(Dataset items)
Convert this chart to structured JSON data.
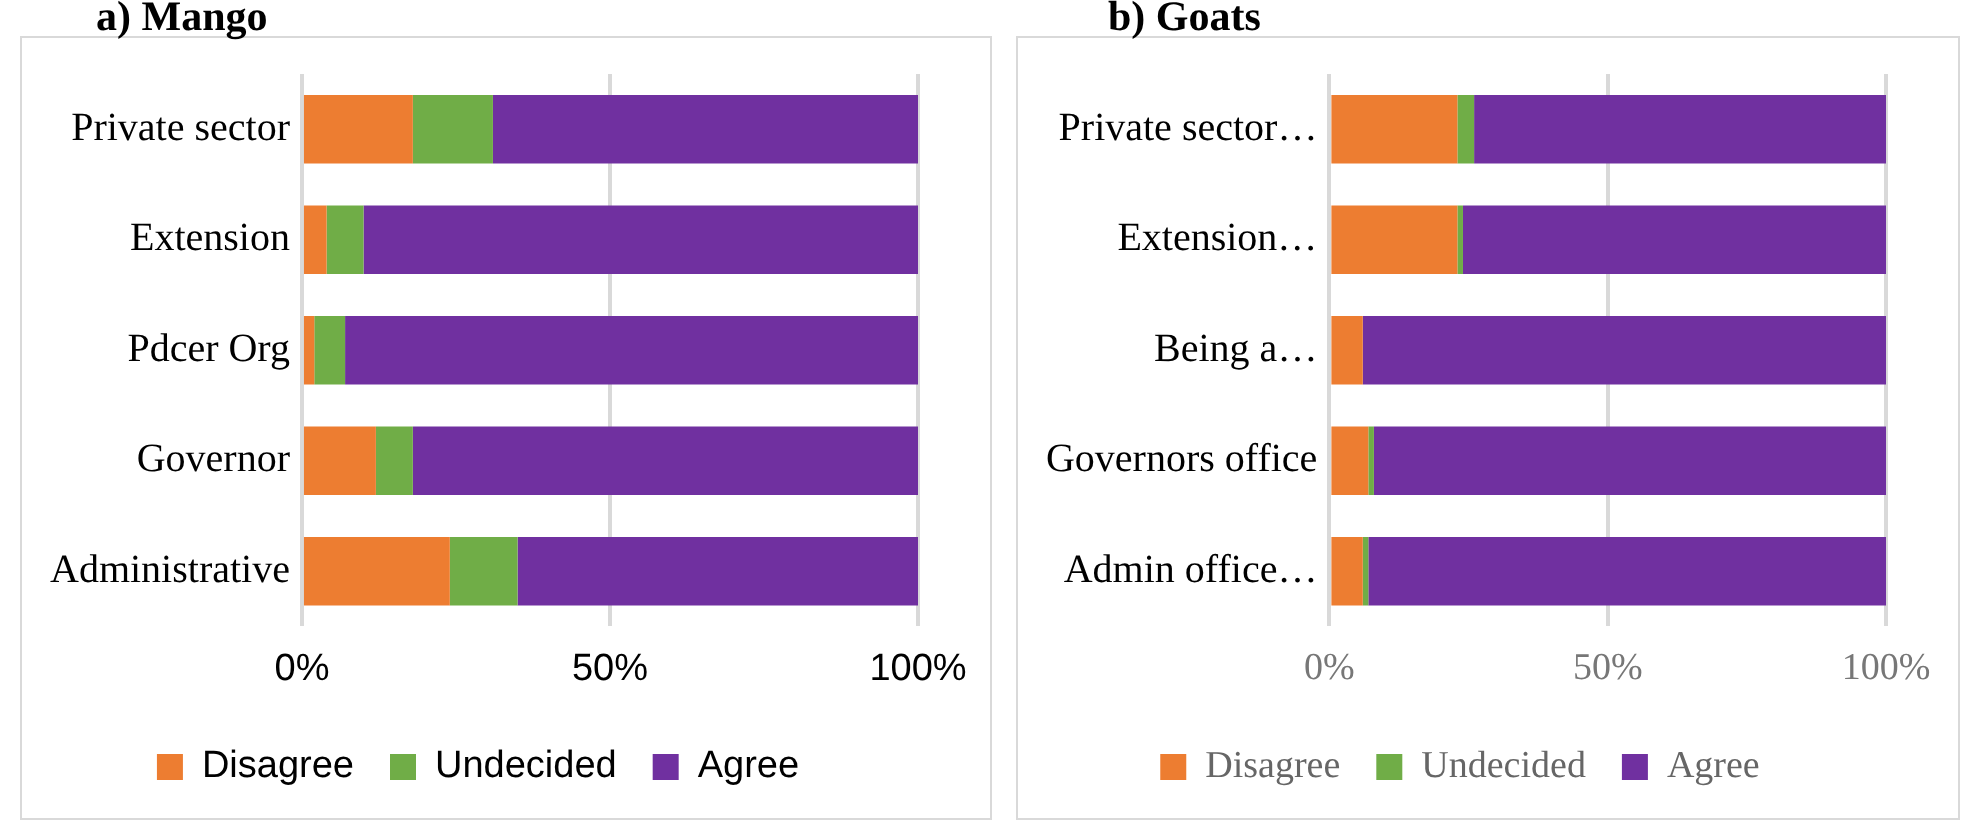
{
  "chart_data": [
    {
      "type": "bar",
      "title": "a) Mango",
      "orientation": "horizontal",
      "stacked": true,
      "categories": [
        "Private sector",
        "Extension",
        "Pdcer Org",
        "Governor",
        "Administrative"
      ],
      "series": [
        {
          "name": "Disagree",
          "color": "#ed7d31",
          "values": [
            18,
            4,
            2,
            12,
            24
          ]
        },
        {
          "name": "Undecided",
          "color": "#70ad47",
          "values": [
            13,
            6,
            5,
            6,
            11
          ]
        },
        {
          "name": "Agree",
          "color": "#7030a0",
          "values": [
            69,
            90,
            93,
            82,
            65
          ]
        }
      ],
      "xlim": [
        0,
        100
      ],
      "xticks": [
        {
          "value": 0,
          "label": "0%"
        },
        {
          "value": 50,
          "label": "50%"
        },
        {
          "value": 100,
          "label": "100%"
        }
      ],
      "grid": "x",
      "legend": "bottom"
    },
    {
      "type": "bar",
      "title": "b) Goats",
      "orientation": "horizontal",
      "stacked": true,
      "categories": [
        "Private sector…",
        "Extension…",
        "Being a…",
        "Governors office",
        "Admin office…"
      ],
      "series": [
        {
          "name": "Disagree",
          "color": "#ed7d31",
          "values": [
            23,
            23,
            6,
            7,
            6
          ]
        },
        {
          "name": "Undecided",
          "color": "#70ad47",
          "values": [
            3,
            1,
            0,
            1,
            1
          ]
        },
        {
          "name": "Agree",
          "color": "#7030a0",
          "values": [
            74,
            76,
            94,
            92,
            93
          ]
        }
      ],
      "xlim": [
        0,
        100
      ],
      "xticks": [
        {
          "value": 0,
          "label": "0%"
        },
        {
          "value": 50,
          "label": "50%"
        },
        {
          "value": 100,
          "label": "100%"
        }
      ],
      "grid": "x",
      "legend": "bottom"
    }
  ]
}
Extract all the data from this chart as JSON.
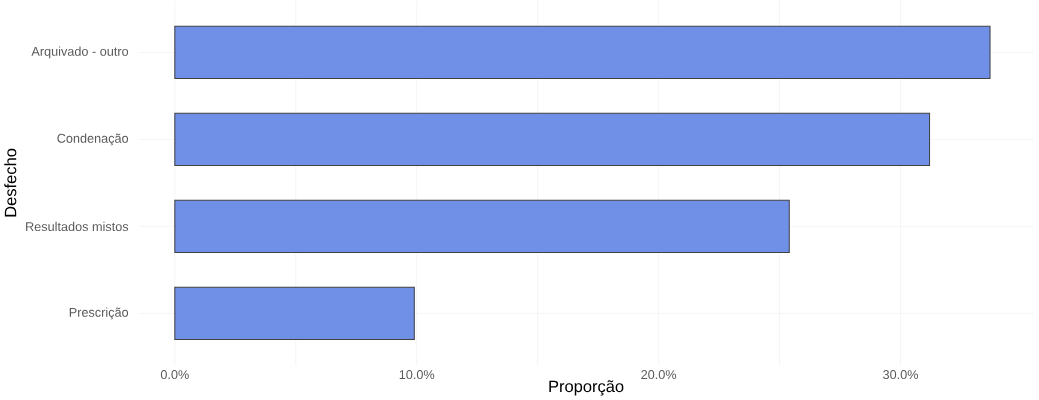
{
  "chart_data": {
    "type": "bar",
    "orientation": "horizontal",
    "xlabel": "Proporção",
    "ylabel": "Desfecho",
    "categories": [
      "Arquivado - outro",
      "Condenação",
      "Resultados mistos",
      "Prescrição"
    ],
    "values": [
      33.7,
      31.2,
      25.4,
      9.9
    ],
    "color": "#7090e8",
    "xlim": [
      -1.5,
      35.5
    ],
    "xticks": [
      {
        "value": 0,
        "label": "0.0%"
      },
      {
        "value": 5,
        "label": null
      },
      {
        "value": 10,
        "label": "10.0%"
      },
      {
        "value": 15,
        "label": null
      },
      {
        "value": 20,
        "label": "20.0%"
      },
      {
        "value": 25,
        "label": null
      },
      {
        "value": 30,
        "label": "30.0%"
      }
    ],
    "grid": true
  }
}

Goal of the exercise: Without the pictures, reproduce every line of the records above exactly.

Reply to the task:
Convert this chart to structured JSON data.
{
  "chart_data": [
    {
      "type": "bar",
      "title": "a) Mango",
      "orientation": "horizontal",
      "stacked": true,
      "categories": [
        "Private sector",
        "Extension",
        "Pdcer Org",
        "Governor",
        "Administrative"
      ],
      "series": [
        {
          "name": "Disagree",
          "color": "#ed7d31",
          "values": [
            18,
            4,
            2,
            12,
            24
          ]
        },
        {
          "name": "Undecided",
          "color": "#70ad47",
          "values": [
            13,
            6,
            5,
            6,
            11
          ]
        },
        {
          "name": "Agree",
          "color": "#7030a0",
          "values": [
            69,
            90,
            93,
            82,
            65
          ]
        }
      ],
      "xlim": [
        0,
        100
      ],
      "xticks": [
        {
          "value": 0,
          "label": "0%"
        },
        {
          "value": 50,
          "label": "50%"
        },
        {
          "value": 100,
          "label": "100%"
        }
      ],
      "grid": "x",
      "legend": "bottom"
    },
    {
      "type": "bar",
      "title": "b) Goats",
      "orientation": "horizontal",
      "stacked": true,
      "categories": [
        "Private sector…",
        "Extension…",
        "Being a…",
        "Governors office",
        "Admin office…"
      ],
      "series": [
        {
          "name": "Disagree",
          "color": "#ed7d31",
          "values": [
            23,
            23,
            6,
            7,
            6
          ]
        },
        {
          "name": "Undecided",
          "color": "#70ad47",
          "values": [
            3,
            1,
            0,
            1,
            1
          ]
        },
        {
          "name": "Agree",
          "color": "#7030a0",
          "values": [
            74,
            76,
            94,
            92,
            93
          ]
        }
      ],
      "xlim": [
        0,
        100
      ],
      "xticks": [
        {
          "value": 0,
          "label": "0%"
        },
        {
          "value": 50,
          "label": "50%"
        },
        {
          "value": 100,
          "label": "100%"
        }
      ],
      "grid": "x",
      "legend": "bottom"
    }
  ]
}
Extract all the data from this chart as JSON.
{
  "chart_data": {
    "type": "bar",
    "orientation": "horizontal",
    "xlabel": "Proporção",
    "ylabel": "Desfecho",
    "categories": [
      "Arquivado - outro",
      "Condenação",
      "Resultados mistos",
      "Prescrição"
    ],
    "values": [
      33.7,
      31.2,
      25.4,
      9.9
    ],
    "color": "#7090e8",
    "xlim": [
      -1.5,
      35.5
    ],
    "xticks": [
      {
        "value": 0,
        "label": "0.0%"
      },
      {
        "value": 5,
        "label": null
      },
      {
        "value": 10,
        "label": "10.0%"
      },
      {
        "value": 15,
        "label": null
      },
      {
        "value": 20,
        "label": "20.0%"
      },
      {
        "value": 25,
        "label": null
      },
      {
        "value": 30,
        "label": "30.0%"
      }
    ],
    "grid": true
  }
}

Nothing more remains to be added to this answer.